● **PROBLEM TO SOLVE**: Show every line below where "Physics" can be found.

-=-=-=-=-

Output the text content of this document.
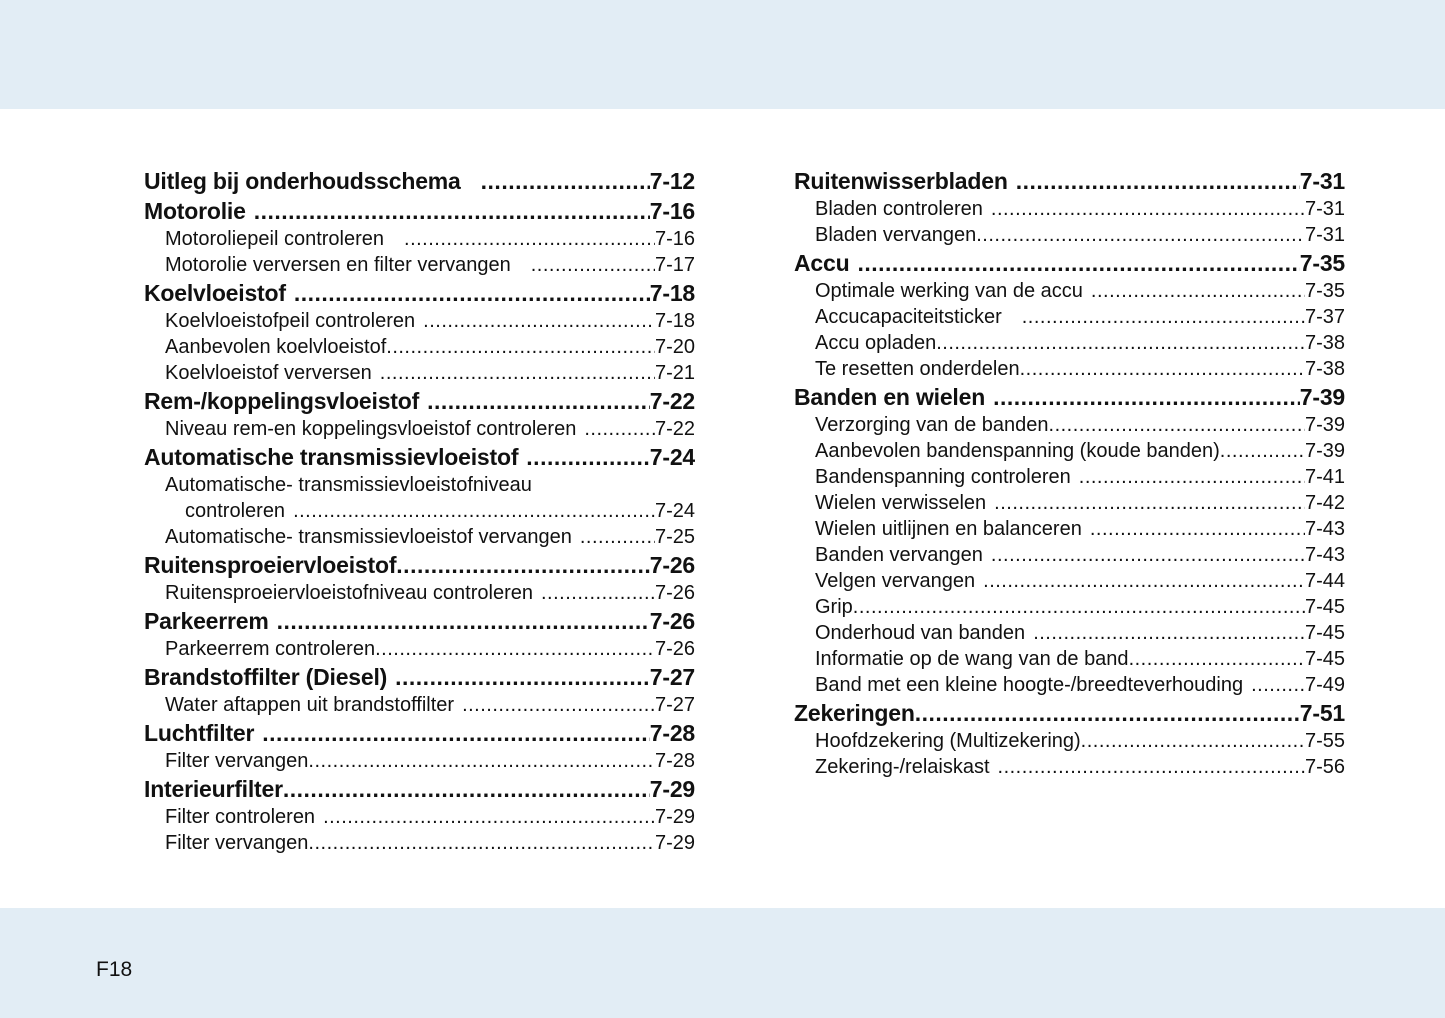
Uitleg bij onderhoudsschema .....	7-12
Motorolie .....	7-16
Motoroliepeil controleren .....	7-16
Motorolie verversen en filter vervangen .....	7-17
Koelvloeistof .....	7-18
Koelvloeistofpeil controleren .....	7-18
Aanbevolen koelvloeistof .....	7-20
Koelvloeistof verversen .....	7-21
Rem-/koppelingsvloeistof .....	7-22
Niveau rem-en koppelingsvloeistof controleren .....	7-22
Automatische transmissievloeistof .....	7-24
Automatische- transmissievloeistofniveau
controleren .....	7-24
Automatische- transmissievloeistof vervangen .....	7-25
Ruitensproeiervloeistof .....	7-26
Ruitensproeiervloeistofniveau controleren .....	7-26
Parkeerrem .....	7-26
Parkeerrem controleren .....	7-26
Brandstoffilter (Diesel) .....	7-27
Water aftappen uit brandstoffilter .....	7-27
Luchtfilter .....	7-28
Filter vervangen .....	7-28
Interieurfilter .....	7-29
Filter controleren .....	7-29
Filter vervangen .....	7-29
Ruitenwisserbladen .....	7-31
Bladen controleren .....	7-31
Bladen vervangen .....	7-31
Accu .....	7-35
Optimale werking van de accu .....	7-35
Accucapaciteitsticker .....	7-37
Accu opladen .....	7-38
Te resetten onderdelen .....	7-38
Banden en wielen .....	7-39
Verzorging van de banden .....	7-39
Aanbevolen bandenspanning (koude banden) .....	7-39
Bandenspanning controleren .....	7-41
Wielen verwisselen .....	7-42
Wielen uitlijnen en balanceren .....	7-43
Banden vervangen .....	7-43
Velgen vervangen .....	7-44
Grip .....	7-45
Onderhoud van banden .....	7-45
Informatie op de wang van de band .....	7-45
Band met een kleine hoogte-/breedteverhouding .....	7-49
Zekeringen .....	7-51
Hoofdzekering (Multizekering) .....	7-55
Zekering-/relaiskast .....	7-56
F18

-=-=-=-=-

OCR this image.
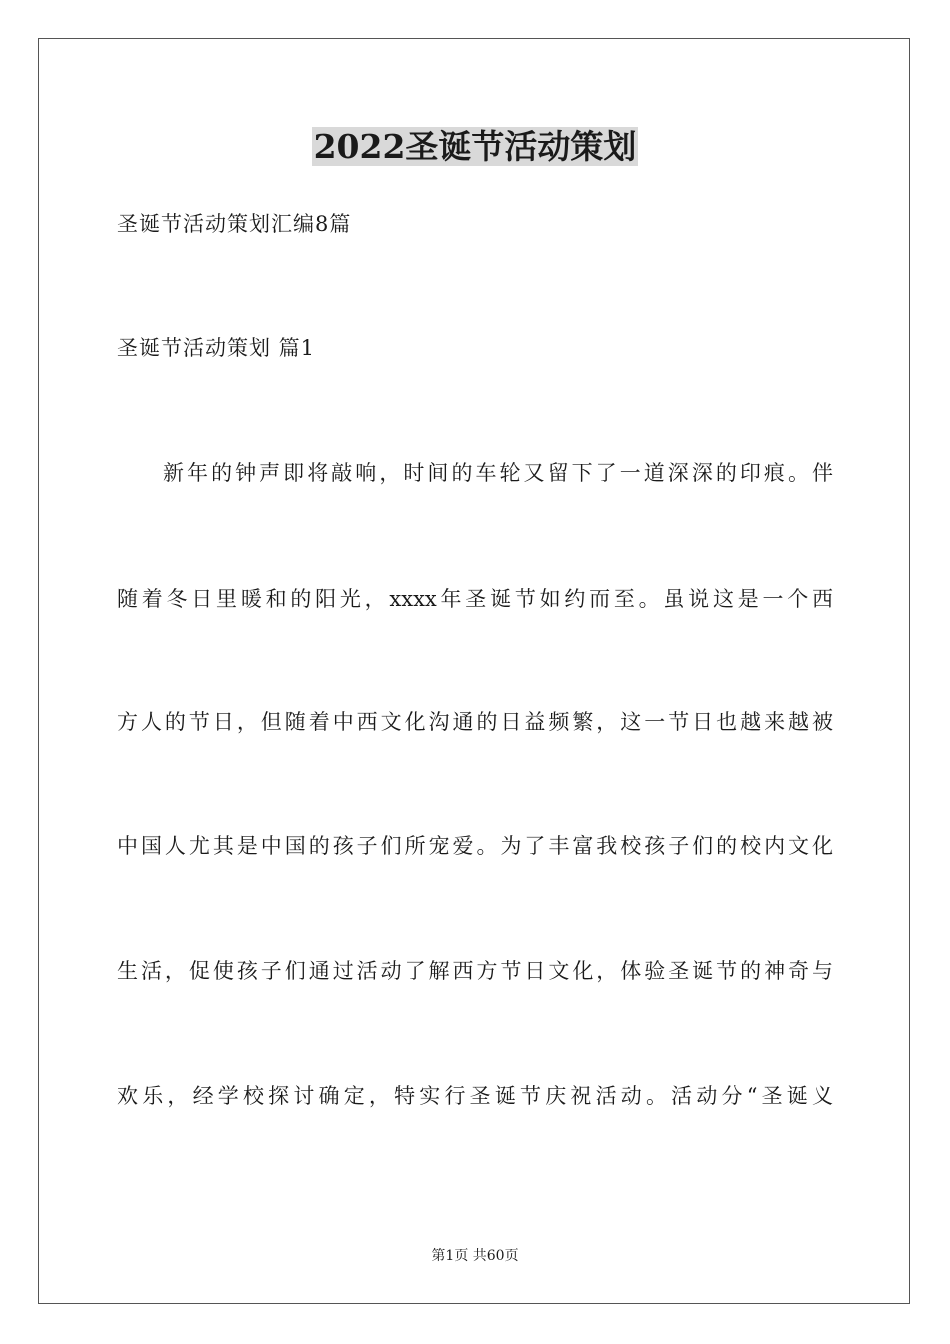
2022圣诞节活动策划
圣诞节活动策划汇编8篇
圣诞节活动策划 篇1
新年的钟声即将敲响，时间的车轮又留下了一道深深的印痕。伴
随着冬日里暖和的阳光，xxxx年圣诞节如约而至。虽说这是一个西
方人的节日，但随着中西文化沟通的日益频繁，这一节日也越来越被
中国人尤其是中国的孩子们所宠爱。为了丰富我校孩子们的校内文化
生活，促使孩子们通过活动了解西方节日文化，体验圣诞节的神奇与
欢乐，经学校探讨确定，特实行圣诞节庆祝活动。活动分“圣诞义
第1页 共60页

-=-=-=-=-

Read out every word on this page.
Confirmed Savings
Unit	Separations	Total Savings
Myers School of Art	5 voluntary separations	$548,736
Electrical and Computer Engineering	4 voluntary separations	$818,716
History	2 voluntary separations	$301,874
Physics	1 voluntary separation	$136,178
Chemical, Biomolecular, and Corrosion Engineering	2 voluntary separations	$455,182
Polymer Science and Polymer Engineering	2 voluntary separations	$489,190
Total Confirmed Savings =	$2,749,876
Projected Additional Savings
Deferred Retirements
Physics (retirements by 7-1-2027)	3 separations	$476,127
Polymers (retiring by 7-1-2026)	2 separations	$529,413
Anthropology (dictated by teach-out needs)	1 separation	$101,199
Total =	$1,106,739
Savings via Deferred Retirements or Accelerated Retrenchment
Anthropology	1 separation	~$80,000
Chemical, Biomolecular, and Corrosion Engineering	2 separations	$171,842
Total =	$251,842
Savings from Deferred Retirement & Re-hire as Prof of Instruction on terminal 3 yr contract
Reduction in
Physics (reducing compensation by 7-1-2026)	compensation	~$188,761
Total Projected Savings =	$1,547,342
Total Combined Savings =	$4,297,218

-=-=-=-=-

● **TASK OUTPUT**:
Physics	1 voluntary separation	$136,178
Physics (retirements by 7-1-2027)	3 separations	$476,127
Physics (reducing compensation by 7-1-2026)	compensation	~$188,761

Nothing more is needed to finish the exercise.